- [TASK BRIEF]: Return all lines in the material below that contain "босату".

[START OF RAW DATA]

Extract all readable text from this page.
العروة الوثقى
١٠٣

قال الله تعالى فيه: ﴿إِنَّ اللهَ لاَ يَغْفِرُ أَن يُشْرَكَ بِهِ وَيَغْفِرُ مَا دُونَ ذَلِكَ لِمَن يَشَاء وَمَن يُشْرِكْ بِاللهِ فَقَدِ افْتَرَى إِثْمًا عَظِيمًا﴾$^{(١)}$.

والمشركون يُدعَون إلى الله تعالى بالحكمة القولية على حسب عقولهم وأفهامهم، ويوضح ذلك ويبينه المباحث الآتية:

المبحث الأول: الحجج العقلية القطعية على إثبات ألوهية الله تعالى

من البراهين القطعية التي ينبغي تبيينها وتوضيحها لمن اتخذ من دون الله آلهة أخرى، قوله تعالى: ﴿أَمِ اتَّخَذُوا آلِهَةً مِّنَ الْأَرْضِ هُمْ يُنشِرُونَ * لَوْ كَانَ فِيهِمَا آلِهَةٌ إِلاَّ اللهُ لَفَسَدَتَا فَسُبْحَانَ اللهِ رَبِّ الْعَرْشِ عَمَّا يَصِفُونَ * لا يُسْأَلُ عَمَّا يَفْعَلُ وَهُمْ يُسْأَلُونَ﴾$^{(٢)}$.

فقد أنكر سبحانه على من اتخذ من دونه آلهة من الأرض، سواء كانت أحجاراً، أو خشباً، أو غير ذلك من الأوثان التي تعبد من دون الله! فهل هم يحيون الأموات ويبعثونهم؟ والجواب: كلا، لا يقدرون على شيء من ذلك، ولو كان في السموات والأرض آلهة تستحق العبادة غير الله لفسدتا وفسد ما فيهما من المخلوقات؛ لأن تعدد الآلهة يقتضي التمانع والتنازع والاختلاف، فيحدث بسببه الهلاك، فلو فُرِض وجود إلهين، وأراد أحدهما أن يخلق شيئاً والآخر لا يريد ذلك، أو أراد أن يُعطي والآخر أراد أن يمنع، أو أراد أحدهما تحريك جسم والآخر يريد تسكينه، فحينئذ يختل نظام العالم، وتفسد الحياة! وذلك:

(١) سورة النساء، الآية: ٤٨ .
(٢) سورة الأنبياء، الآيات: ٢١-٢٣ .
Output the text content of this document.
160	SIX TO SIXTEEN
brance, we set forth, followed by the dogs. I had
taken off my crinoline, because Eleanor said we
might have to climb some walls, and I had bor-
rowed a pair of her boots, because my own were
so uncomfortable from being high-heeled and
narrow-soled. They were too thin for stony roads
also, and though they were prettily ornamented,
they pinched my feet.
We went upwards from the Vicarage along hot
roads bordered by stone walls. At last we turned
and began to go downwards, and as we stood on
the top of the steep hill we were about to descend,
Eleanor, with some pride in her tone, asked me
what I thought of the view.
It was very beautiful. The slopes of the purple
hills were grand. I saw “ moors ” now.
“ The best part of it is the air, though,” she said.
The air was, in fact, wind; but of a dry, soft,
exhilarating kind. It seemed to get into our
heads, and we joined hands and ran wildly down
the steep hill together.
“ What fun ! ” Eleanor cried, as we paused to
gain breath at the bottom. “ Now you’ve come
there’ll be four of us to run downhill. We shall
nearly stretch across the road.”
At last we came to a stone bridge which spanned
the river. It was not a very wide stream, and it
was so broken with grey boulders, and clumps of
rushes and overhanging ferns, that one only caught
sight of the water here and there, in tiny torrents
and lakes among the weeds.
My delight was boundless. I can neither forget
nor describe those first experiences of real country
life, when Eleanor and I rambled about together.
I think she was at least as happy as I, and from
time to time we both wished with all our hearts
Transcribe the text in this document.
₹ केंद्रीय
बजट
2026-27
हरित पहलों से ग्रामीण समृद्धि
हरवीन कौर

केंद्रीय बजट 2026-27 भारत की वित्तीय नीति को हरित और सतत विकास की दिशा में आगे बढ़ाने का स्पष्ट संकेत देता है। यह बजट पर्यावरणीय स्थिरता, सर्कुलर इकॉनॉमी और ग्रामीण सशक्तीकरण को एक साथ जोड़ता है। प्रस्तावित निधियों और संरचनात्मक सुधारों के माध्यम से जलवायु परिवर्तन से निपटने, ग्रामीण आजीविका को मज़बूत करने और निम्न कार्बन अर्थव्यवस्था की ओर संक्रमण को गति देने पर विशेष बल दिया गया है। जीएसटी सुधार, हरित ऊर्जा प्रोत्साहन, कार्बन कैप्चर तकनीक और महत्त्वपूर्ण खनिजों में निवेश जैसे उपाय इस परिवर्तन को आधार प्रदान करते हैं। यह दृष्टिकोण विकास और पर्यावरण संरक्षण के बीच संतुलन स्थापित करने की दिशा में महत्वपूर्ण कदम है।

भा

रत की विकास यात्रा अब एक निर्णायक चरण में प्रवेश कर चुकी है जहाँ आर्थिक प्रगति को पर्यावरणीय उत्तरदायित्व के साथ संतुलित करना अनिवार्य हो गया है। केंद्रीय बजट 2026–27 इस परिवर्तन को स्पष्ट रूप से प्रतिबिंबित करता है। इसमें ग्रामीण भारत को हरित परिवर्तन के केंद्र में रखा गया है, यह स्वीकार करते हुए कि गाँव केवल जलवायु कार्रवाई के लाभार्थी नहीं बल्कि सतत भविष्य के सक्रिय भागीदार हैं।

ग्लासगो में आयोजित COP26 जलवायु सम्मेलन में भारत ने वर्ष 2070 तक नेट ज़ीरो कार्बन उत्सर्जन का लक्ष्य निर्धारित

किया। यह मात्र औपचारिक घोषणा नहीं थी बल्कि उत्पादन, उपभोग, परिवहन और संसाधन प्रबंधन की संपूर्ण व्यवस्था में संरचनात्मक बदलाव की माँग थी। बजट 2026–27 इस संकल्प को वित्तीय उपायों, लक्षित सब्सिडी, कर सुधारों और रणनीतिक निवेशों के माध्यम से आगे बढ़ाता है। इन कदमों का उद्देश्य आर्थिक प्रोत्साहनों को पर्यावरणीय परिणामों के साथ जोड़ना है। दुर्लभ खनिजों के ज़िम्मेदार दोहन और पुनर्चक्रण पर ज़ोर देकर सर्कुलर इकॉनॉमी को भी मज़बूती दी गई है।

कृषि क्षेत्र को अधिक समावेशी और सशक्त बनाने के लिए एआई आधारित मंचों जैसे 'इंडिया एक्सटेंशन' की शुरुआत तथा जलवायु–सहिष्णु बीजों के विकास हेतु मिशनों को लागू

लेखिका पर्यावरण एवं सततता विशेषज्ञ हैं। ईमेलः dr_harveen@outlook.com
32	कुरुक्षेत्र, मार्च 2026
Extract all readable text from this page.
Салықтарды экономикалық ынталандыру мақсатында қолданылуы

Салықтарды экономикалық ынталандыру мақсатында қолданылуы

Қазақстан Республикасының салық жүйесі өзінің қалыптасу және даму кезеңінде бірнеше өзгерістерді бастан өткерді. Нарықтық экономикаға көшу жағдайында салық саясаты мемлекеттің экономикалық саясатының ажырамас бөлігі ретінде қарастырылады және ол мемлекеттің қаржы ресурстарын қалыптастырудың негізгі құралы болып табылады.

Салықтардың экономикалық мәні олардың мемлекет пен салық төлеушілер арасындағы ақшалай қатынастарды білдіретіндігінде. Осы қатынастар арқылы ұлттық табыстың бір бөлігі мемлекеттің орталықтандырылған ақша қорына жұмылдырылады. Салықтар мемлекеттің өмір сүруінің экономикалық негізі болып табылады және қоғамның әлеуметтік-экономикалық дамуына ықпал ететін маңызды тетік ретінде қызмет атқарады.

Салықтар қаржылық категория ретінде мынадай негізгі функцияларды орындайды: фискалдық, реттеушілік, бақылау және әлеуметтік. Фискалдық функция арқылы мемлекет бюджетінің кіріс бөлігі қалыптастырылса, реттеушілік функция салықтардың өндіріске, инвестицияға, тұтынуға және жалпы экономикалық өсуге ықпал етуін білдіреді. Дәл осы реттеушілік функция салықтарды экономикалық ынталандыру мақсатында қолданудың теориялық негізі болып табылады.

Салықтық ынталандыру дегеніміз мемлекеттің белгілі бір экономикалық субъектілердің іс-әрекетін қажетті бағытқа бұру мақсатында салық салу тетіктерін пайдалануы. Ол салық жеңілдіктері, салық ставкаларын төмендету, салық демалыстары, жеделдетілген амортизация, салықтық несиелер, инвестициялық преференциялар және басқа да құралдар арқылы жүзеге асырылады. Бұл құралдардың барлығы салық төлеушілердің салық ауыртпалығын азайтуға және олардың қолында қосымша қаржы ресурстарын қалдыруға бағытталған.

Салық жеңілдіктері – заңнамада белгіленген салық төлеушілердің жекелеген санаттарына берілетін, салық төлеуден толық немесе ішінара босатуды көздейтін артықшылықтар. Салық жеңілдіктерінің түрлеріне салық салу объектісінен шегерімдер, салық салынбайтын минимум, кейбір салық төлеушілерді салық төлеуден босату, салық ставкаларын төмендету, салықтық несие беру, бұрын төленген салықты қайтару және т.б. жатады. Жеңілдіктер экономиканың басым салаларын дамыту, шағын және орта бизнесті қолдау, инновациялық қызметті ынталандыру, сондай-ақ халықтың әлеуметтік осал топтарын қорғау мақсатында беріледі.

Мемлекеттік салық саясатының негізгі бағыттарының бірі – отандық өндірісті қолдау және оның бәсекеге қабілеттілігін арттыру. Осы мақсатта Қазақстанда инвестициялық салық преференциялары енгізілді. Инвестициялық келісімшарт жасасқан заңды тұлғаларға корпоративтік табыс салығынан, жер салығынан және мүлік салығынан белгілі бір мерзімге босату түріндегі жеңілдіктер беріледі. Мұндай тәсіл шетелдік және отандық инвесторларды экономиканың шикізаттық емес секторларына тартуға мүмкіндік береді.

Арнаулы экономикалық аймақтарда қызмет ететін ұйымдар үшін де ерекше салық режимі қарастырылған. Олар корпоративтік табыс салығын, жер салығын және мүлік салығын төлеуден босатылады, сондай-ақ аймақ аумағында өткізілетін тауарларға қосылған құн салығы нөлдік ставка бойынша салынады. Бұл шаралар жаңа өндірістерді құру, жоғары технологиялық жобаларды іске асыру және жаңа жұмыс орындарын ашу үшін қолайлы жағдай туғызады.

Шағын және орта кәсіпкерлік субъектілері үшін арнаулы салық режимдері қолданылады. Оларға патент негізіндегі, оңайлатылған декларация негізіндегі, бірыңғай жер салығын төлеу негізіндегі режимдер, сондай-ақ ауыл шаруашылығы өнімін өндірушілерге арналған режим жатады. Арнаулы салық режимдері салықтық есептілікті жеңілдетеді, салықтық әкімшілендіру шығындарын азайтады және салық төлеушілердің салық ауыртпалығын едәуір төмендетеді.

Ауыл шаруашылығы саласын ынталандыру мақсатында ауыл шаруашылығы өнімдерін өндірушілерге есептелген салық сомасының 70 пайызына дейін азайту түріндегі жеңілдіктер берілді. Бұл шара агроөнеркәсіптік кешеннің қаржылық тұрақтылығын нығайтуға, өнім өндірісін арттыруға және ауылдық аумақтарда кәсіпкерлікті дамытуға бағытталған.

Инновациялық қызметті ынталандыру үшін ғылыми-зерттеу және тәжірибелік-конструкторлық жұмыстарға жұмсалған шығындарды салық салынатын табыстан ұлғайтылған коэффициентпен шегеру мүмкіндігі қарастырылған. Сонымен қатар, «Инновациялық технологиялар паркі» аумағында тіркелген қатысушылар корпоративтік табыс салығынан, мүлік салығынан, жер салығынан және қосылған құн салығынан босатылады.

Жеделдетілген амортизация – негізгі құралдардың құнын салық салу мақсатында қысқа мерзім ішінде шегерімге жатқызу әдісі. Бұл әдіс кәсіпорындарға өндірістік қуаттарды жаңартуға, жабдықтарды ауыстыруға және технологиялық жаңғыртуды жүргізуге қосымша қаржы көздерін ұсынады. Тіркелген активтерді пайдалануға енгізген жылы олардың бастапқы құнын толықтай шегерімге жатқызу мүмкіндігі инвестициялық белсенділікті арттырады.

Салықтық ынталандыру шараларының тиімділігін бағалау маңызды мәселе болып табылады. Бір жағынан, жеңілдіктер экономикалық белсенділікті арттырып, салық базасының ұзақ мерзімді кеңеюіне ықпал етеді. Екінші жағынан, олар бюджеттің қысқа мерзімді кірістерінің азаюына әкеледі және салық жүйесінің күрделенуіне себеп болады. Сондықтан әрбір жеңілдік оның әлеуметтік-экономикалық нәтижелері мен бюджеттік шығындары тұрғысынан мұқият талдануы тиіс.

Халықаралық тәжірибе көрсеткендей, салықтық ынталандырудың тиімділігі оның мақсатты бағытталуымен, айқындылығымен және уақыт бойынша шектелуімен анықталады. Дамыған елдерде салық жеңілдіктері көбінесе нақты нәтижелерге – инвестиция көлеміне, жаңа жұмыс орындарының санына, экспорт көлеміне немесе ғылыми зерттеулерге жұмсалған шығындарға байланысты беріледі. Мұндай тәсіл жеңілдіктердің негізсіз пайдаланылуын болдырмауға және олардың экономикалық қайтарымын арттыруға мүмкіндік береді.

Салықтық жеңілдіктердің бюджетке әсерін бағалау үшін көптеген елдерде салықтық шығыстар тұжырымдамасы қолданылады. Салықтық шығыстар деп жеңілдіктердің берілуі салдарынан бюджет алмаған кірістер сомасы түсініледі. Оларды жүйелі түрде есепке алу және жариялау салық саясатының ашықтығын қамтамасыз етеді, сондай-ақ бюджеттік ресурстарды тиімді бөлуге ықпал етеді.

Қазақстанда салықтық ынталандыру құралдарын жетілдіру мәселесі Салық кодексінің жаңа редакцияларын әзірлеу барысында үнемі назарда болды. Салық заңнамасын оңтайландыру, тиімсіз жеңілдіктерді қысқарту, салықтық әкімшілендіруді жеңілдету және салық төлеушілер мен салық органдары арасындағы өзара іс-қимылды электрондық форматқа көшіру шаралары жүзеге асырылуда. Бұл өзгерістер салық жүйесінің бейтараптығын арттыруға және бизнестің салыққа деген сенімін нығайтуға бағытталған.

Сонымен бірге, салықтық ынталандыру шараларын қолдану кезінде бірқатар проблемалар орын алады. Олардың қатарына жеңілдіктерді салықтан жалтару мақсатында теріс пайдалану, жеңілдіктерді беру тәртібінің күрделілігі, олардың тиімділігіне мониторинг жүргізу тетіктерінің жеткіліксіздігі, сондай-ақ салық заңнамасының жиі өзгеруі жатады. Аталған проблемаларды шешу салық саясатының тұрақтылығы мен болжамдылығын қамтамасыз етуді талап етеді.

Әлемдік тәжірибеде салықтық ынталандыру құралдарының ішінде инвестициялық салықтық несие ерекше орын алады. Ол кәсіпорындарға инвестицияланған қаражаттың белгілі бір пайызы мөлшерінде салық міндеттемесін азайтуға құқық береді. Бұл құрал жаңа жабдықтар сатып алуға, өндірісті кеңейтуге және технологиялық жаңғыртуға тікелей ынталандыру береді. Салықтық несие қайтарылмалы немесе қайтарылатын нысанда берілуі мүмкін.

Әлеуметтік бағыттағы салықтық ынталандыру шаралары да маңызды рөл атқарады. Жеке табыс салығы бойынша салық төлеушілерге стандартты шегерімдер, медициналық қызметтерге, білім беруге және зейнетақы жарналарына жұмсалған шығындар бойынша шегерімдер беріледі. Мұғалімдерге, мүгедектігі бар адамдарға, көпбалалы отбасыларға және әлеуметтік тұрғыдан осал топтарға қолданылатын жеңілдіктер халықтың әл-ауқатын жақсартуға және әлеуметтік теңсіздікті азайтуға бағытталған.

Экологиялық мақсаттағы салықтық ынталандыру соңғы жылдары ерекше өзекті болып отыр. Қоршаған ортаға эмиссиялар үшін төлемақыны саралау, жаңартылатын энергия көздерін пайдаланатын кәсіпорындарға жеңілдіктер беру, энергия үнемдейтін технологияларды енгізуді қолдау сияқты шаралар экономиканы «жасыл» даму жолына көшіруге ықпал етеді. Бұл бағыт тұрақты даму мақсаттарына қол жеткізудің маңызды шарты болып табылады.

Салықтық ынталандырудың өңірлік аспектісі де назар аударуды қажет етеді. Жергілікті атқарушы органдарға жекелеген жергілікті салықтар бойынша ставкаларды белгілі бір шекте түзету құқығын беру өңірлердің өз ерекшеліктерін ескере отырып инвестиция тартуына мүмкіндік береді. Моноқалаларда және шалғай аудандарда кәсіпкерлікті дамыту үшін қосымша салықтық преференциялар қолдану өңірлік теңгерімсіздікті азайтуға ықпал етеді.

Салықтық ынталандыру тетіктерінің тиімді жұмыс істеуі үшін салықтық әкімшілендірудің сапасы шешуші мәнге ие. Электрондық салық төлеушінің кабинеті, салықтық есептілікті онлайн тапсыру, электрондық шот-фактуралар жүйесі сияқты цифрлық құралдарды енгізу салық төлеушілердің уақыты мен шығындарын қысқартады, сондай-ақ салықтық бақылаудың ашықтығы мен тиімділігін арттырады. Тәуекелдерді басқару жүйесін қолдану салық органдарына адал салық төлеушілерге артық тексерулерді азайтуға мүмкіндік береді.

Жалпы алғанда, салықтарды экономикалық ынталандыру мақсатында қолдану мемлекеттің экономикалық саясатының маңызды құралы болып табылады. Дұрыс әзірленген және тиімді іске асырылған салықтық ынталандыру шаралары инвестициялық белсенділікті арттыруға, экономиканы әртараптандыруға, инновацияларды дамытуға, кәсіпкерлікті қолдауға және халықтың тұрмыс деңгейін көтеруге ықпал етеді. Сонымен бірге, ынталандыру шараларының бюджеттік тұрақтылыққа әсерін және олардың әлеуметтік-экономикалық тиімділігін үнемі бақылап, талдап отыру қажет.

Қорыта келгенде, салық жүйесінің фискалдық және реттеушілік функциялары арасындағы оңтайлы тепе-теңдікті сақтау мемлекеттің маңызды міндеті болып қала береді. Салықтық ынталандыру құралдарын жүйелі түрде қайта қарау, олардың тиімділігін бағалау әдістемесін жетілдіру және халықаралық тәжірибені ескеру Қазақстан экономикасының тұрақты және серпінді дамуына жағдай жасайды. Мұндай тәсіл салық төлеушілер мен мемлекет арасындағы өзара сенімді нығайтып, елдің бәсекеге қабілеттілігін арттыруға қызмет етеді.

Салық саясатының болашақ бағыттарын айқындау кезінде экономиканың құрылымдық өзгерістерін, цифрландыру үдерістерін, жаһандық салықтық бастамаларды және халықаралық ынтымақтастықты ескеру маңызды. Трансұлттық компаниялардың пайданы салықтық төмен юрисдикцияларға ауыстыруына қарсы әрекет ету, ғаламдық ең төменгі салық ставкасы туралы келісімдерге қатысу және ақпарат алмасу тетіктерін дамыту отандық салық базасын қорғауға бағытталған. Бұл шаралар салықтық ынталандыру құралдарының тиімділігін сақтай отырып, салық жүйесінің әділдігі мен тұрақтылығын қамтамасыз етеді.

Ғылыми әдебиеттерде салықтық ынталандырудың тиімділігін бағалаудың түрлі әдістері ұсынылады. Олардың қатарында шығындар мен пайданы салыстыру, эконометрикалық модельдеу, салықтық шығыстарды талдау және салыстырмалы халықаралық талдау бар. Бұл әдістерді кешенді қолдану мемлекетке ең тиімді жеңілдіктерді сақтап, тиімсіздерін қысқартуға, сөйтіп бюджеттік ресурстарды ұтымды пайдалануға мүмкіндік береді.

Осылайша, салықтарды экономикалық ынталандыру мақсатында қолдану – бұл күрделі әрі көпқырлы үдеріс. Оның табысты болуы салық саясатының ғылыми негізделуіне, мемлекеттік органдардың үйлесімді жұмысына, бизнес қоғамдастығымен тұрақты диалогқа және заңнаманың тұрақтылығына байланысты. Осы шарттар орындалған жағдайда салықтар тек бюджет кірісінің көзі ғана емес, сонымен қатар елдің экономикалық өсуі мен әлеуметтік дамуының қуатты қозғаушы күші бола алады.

[END OF RAW DATA]

- [OUTPUT OF THE EXERCISE]:
Салық жеңілдіктері – заңнамада белгіленген салық төлеушілердің жекелеген санаттарына берілетін, салық төлеуден толық немесе ішінара босатуды көздейтін артықшылықтар. Салық жеңілдіктерінің түрлеріне салық салу объектісінен шегерімдер, салық салынбайтын минимум, кейбір салық төлеушілерді салық төлеуден босату, салық ставкаларын төмендету, салықтық несие беру, бұрын төленген салықты қайтару және т.б. жатады. Жеңілдіктер экономиканың басым салаларын дамыту, шағын және орта бизнесті қолдау, инновациялық қызметті ынталандыру, сондай-ақ халықтың әлеуметтік осал топтарын қорғау мақсатында беріледі.
Мемлекеттік салық саясатының негізгі бағыттарының бірі – отандық өндірісті қолдау және оның бәсекеге қабілеттілігін арттыру. Осы мақсатта Қазақстанда инвестициялық салық преференциялары енгізілді. Инвестициялық келісімшарт жасасқан заңды тұлғаларға корпоративтік табыс салығынан, жер салығынан және мүлік салығынан белгілі бір мерзімге босату түріндегі жеңілдіктер беріледі. Мұндай тәсіл шетелдік және отандық инвесторларды экономиканың шикізаттық емес секторларына тартуға мүмкіндік береді.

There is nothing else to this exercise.